SET PROBLEM
Show only lines that include "bead".

--- BEGIN MATERIALS PROVIDED ---

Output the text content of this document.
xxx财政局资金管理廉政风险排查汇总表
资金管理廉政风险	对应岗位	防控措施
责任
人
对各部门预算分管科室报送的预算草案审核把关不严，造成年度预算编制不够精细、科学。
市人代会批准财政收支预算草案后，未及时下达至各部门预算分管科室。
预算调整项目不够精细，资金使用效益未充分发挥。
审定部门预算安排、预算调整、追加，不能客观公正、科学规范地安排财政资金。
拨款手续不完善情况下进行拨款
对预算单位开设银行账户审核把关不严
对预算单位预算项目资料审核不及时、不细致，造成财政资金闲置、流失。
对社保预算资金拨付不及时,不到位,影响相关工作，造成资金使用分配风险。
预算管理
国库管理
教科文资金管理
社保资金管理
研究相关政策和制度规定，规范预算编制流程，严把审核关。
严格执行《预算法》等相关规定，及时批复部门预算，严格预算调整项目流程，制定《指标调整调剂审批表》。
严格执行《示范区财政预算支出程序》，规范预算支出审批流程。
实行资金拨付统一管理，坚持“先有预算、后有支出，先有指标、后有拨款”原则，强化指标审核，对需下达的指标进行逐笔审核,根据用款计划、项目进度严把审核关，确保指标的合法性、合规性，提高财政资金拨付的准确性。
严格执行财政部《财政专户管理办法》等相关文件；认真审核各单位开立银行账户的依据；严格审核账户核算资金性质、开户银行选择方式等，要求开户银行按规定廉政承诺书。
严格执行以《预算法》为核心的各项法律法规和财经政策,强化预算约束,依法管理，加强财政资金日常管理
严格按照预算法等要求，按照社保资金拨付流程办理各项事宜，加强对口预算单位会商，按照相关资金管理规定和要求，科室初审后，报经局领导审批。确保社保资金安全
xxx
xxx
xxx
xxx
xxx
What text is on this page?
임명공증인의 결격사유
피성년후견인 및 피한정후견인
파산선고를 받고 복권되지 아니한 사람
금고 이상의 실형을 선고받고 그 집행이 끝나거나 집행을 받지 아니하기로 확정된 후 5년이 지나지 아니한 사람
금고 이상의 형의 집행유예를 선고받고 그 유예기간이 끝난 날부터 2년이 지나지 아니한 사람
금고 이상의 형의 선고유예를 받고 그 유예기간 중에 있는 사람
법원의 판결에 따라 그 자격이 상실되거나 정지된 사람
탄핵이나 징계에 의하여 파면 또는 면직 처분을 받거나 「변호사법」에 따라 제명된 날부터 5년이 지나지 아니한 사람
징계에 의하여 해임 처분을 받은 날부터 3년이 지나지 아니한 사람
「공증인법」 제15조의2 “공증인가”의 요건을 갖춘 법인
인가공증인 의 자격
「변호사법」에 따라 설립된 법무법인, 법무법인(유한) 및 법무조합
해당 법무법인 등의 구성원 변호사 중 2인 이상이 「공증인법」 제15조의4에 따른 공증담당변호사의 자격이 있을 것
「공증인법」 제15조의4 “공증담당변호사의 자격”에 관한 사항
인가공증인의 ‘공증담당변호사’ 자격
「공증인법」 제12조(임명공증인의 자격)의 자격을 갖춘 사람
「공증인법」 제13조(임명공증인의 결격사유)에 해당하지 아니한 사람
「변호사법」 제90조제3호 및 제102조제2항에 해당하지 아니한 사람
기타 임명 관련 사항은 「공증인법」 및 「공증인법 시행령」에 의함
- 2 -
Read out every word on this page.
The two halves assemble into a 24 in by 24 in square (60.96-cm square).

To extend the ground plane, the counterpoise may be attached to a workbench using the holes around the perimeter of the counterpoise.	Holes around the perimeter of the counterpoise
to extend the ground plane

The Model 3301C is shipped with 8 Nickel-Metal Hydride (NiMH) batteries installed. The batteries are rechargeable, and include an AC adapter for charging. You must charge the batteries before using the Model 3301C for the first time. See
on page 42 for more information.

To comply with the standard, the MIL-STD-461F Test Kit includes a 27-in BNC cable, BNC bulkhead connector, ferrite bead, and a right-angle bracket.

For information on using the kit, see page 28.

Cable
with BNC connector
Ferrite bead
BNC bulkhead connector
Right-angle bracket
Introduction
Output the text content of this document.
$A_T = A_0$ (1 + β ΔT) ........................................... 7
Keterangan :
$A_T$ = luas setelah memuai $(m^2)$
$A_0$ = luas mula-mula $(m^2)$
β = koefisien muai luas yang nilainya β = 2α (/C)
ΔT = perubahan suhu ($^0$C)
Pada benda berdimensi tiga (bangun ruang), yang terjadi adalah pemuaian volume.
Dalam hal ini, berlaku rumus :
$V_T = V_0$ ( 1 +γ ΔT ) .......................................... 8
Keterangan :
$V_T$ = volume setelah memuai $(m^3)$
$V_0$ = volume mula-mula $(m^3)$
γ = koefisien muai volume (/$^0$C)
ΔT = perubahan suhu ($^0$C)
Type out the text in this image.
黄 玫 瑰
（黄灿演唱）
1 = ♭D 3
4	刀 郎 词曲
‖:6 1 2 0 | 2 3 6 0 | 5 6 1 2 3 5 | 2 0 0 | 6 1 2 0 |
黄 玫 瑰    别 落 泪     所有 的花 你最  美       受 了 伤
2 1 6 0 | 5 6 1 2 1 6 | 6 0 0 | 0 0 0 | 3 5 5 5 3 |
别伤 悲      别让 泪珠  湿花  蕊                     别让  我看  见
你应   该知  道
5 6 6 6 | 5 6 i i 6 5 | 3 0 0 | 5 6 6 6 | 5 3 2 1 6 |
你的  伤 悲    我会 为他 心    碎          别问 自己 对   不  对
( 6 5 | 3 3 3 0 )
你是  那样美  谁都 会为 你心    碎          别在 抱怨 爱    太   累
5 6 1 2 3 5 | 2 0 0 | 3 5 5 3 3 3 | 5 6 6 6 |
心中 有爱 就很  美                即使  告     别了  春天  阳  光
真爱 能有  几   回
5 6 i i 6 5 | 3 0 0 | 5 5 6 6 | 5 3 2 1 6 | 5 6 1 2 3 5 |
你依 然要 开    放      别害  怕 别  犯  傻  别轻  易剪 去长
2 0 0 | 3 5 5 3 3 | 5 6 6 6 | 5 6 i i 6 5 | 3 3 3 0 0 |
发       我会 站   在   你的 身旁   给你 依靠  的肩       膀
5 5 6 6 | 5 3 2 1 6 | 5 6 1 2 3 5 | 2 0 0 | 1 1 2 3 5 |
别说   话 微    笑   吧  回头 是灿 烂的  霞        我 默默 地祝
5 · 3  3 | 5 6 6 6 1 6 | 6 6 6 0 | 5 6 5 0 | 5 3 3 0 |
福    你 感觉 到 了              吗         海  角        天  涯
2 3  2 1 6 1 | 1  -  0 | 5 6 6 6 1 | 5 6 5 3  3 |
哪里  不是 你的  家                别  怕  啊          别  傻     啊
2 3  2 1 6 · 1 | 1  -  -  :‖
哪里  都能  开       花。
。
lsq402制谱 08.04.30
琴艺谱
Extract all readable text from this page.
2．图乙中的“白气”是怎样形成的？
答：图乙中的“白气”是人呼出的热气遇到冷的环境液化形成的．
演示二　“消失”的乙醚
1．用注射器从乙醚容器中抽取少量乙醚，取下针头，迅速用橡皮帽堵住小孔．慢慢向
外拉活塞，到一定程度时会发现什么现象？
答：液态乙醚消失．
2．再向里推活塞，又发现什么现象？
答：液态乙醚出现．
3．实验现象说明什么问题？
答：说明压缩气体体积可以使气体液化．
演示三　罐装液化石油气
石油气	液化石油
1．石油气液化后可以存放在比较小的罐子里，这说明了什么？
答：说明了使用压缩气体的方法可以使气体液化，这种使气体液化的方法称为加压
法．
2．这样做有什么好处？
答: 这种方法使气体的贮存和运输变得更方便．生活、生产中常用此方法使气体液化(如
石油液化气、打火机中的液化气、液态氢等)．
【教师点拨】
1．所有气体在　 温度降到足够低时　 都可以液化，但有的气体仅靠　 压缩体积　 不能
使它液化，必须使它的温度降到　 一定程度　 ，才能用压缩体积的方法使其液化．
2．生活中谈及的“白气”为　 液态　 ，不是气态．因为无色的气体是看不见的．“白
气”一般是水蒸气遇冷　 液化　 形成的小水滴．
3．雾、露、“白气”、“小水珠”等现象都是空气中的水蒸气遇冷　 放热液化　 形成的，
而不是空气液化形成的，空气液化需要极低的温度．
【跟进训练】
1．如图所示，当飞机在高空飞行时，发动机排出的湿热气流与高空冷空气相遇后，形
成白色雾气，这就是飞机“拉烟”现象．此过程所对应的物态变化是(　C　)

--- END MATERIALS PROVIDED ---

RESULT BELOW
To comply with the standard, the MIL-STD-461F Test Kit includes a 27-in BNC cable, BNC bulkhead connector, ferrite bead, and a right-angle bracket.
Ferrite bead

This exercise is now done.